_Exercise_. The records below must be written out exactly, with every picture left behind.

>> Start Task data

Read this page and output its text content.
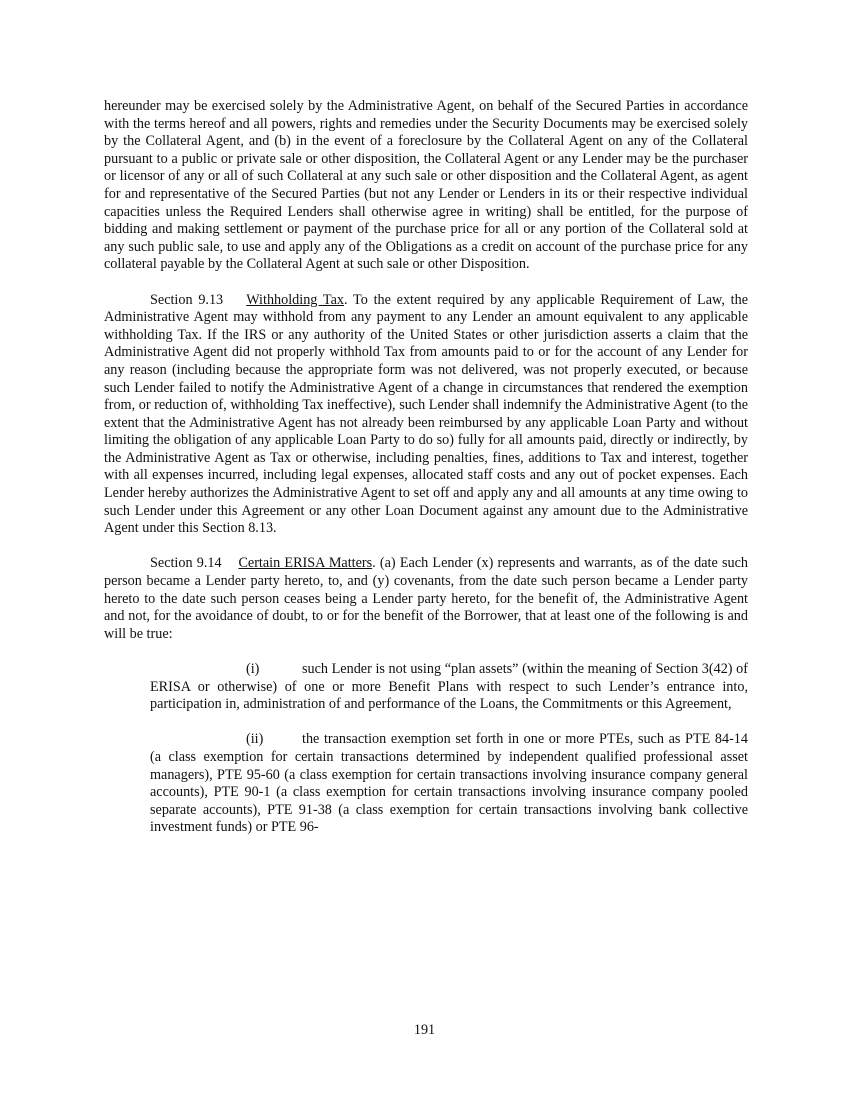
hereunder may be exercised solely by the Administrative Agent, on behalf of the Secured Parties in accordance with the terms hereof and all powers, rights and remedies under the Security Documents may be exercised solely by the Collateral Agent, and (b) in the event of a foreclosure by the Collateral Agent on any of the Collateral pursuant to a public or private sale or other disposition, the Collateral Agent or any Lender may be the purchaser or licensor of any or all of such Collateral at any such sale or other disposition and the Collateral Agent, as agent for and representative of the Secured Parties (but not any Lender or Lenders in its or their respective individual capacities unless the Required Lenders shall otherwise agree in writing) shall be entitled, for the purpose of bidding and making settlement or payment of the purchase price for all or any portion of the Collateral sold at any such public sale, to use and apply any of the Obligations as a credit on account of the purchase price for any collateral payable by the Collateral Agent at such sale or other Disposition.

Section 9.13 Withholding Tax. To the extent required by any applicable Requirement of Law, the Administrative Agent may withhold from any payment to any Lender an amount equivalent to any applicable withholding Tax. If the IRS or any authority of the United States or other jurisdiction asserts a claim that the Administrative Agent did not properly withhold Tax from amounts paid to or for the account of any Lender for any reason (including because the appropriate form was not delivered, was not properly executed, or because such Lender failed to notify the Administrative Agent of a change in circumstances that rendered the exemption from, or reduction of, withholding Tax ineffective), such Lender shall indemnify the Administrative Agent (to the extent that the Administrative Agent has not already been reimbursed by any applicable Loan Party and without limiting the obligation of any applicable Loan Party to do so) fully for all amounts paid, directly or indirectly, by the Administrative Agent as Tax or otherwise, including penalties, fines, additions to Tax and interest, together with all expenses incurred, including legal expenses, allocated staff costs and any out of pocket expenses. Each Lender hereby authorizes the Administrative Agent to set off and apply any and all amounts at any time owing to such Lender under this Agreement or any other Loan Document against any amount due to the Administrative Agent under this Section 8.13.

Section 9.14 Certain ERISA Matters. (a) Each Lender (x) represents and warrants, as of the date such person became a Lender party hereto, to, and (y) covenants, from the date such person became a Lender party hereto to the date such person ceases being a Lender party hereto, for the benefit of, the Administrative Agent and not, for the avoidance of doubt, to or for the benefit of the Borrower, that at least one of the following is and will be true:

(i)	such Lender is not using “plan assets” (within the meaning of Section 3(42) of ERISA or otherwise) of one or more Benefit Plans with respect to such Lender’s entrance into, participation in, administration of and performance of the Loans, the Commitments or this Agreement,

(ii)	the transaction exemption set forth in one or more PTEs, such as PTE 84-14 (a class exemption for certain transactions determined by independent qualified professional asset managers), PTE 95-60 (a class exemption for certain transactions involving insurance company general accounts), PTE 90-1 (a class exemption for certain transactions involving insurance company pooled separate accounts), PTE 91-38 (a class exemption for certain transactions involving bank collective investment funds) or PTE 96-

191
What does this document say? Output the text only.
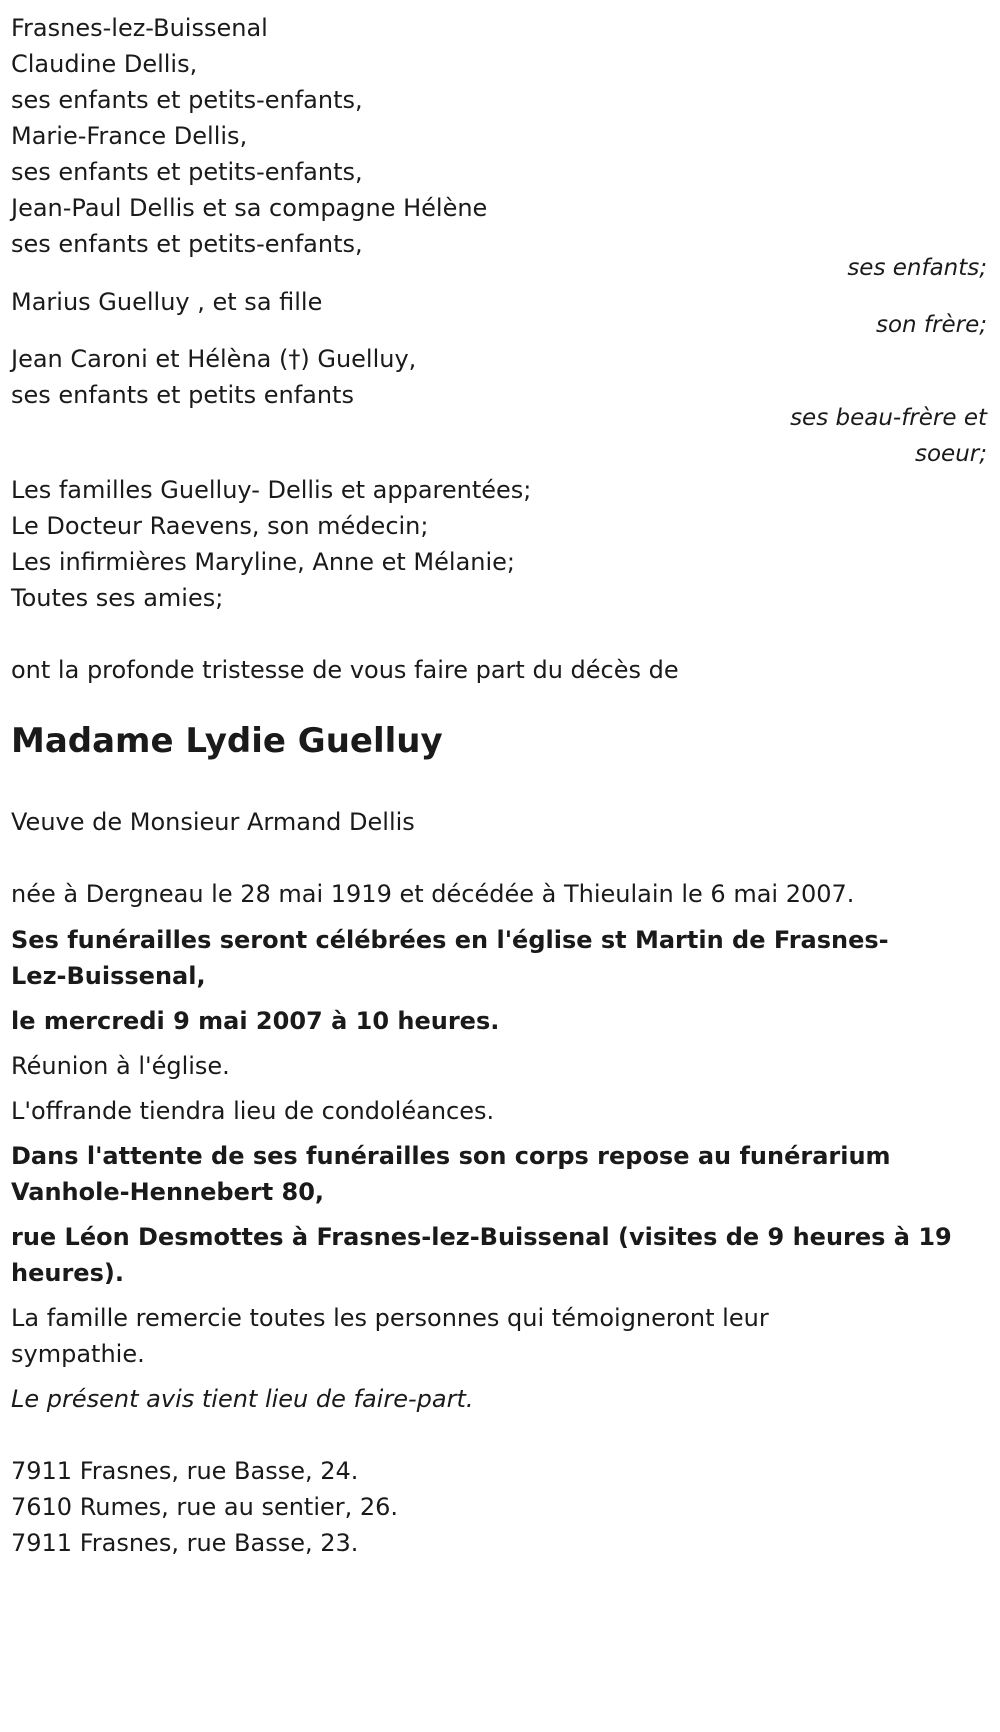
Frasnes-lez-Buissenal
Claudine Dellis,
ses enfants et petits-enfants,
Marie-France Dellis,
ses enfants et petits-enfants,
Jean-Paul Dellis et sa compagne Hélène
ses enfants et petits-enfants,
ses enfants;
Marius Guelluy , et sa fille
son frère;
Jean Caroni et Hélèna (†) Guelluy,
ses enfants et petits enfants
ses beau-frère et
soeur;
Les familles Guelluy- Dellis et apparentées;
Le Docteur Raevens, son médecin;
Les infirmières Maryline, Anne et Mélanie;
Toutes ses amies;
ont la profonde tristesse de vous faire part du décès de
Madame Lydie Guelluy
Veuve de Monsieur Armand Dellis
née à Dergneau le 28 mai 1919 et décédée à Thieulain le 6 mai 2007.
Ses funérailles seront célébrées en l'église st Martin de Frasnes-
Lez-Buissenal,
le mercredi 9 mai 2007 à 10 heures.
Réunion à l'église.
L'offrande tiendra lieu de condoléances.
Dans l'attente de ses funérailles son corps repose au funérarium
Vanhole-Hennebert 80,
rue Léon Desmottes à Frasnes-lez-Buissenal (visites de 9 heures à 19
heures).
La famille remercie toutes les personnes qui témoigneront leur
sympathie.
Le présent avis tient lieu de faire-part.
7911 Frasnes, rue Basse, 24.
7610 Rumes, rue au sentier, 26.
7911 Frasnes, rue Basse, 23.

>> End Task data

_Response below_.
Read this page and output its text content.
hereunder may be exercised solely by the Administrative Agent, on behalf of the Secured Parties in accordance with the terms hereof and all powers, rights and remedies under the Security Documents may be exercised solely by the Collateral Agent, and (b) in the event of a foreclosure by the Collateral Agent on any of the Collateral pursuant to a public or private sale or other disposition, the Collateral Agent or any Lender may be the purchaser or licensor of any or all of such Collateral at any such sale or other disposition and the Collateral Agent, as agent for and representative of the Secured Parties (but not any Lender or Lenders in its or their respective individual capacities unless the Required Lenders shall otherwise agree in writing) shall be entitled, for the purpose of bidding and making settlement or payment of the purchase price for all or any portion of the Collateral sold at any such public sale, to use and apply any of the Obligations as a credit on account of the purchase price for any collateral payable by the Collateral Agent at such sale or other Disposition.

Section 9.13 Withholding Tax. To the extent required by any applicable Requirement of Law, the Administrative Agent may withhold from any payment to any Lender an amount equivalent to any applicable withholding Tax. If the IRS or any authority of the United States or other jurisdiction asserts a claim that the Administrative Agent did not properly withhold Tax from amounts paid to or for the account of any Lender for any reason (including because the appropriate form was not delivered, was not properly executed, or because such Lender failed to notify the Administrative Agent of a change in circumstances that rendered the exemption from, or reduction of, withholding Tax ineffective), such Lender shall indemnify the Administrative Agent (to the extent that the Administrative Agent has not already been reimbursed by any applicable Loan Party and without limiting the obligation of any applicable Loan Party to do so) fully for all amounts paid, directly or indirectly, by the Administrative Agent as Tax or otherwise, including penalties, fines, additions to Tax and interest, together with all expenses incurred, including legal expenses, allocated staff costs and any out of pocket expenses. Each Lender hereby authorizes the Administrative Agent to set off and apply any and all amounts at any time owing to such Lender under this Agreement or any other Loan Document against any amount due to the Administrative Agent under this Section 8.13.

Section 9.14 Certain ERISA Matters. (a) Each Lender (x) represents and warrants, as of the date such person became a Lender party hereto, to, and (y) covenants, from the date such person became a Lender party hereto to the date such person ceases being a Lender party hereto, for the benefit of, the Administrative Agent and not, for the avoidance of doubt, to or for the benefit of the Borrower, that at least one of the following is and will be true:

(i)	such Lender is not using “plan assets” (within the meaning of Section 3(42) of ERISA or otherwise) of one or more Benefit Plans with respect to such Lender’s entrance into, participation in, administration of and performance of the Loans, the Commitments or this Agreement,

(ii)	the transaction exemption set forth in one or more PTEs, such as PTE 84-14 (a class exemption for certain transactions determined by independent qualified professional asset managers), PTE 95-60 (a class exemption for certain transactions involving insurance company general accounts), PTE 90-1 (a class exemption for certain transactions involving insurance company pooled separate accounts), PTE 91-38 (a class exemption for certain transactions involving bank collective investment funds) or PTE 96-

191
What does this document say? Output the text only.
Frasnes-lez-Buissenal
Claudine Dellis,
ses enfants et petits-enfants,
Marie-France Dellis,
ses enfants et petits-enfants,
Jean-Paul Dellis et sa compagne Hélène
ses enfants et petits-enfants,
ses enfants;
Marius Guelluy , et sa fille
son frère;
Jean Caroni et Hélèna (†) Guelluy,
ses enfants et petits enfants
ses beau-frère et
soeur;
Les familles Guelluy- Dellis et apparentées;
Le Docteur Raevens, son médecin;
Les infirmières Maryline, Anne et Mélanie;
Toutes ses amies;
ont la profonde tristesse de vous faire part du décès de
Madame Lydie Guelluy
Veuve de Monsieur Armand Dellis
née à Dergneau le 28 mai 1919 et décédée à Thieulain le 6 mai 2007.
Ses funérailles seront célébrées en l'église st Martin de Frasnes-
Lez-Buissenal,
le mercredi 9 mai 2007 à 10 heures.
Réunion à l'église.
L'offrande tiendra lieu de condoléances.
Dans l'attente de ses funérailles son corps repose au funérarium
Vanhole-Hennebert 80,
rue Léon Desmottes à Frasnes-lez-Buissenal (visites de 9 heures à 19
heures).
La famille remercie toutes les personnes qui témoigneront leur
sympathie.
Le présent avis tient lieu de faire-part.
7911 Frasnes, rue Basse, 24.
7610 Rumes, rue au sentier, 26.
7911 Frasnes, rue Basse, 23.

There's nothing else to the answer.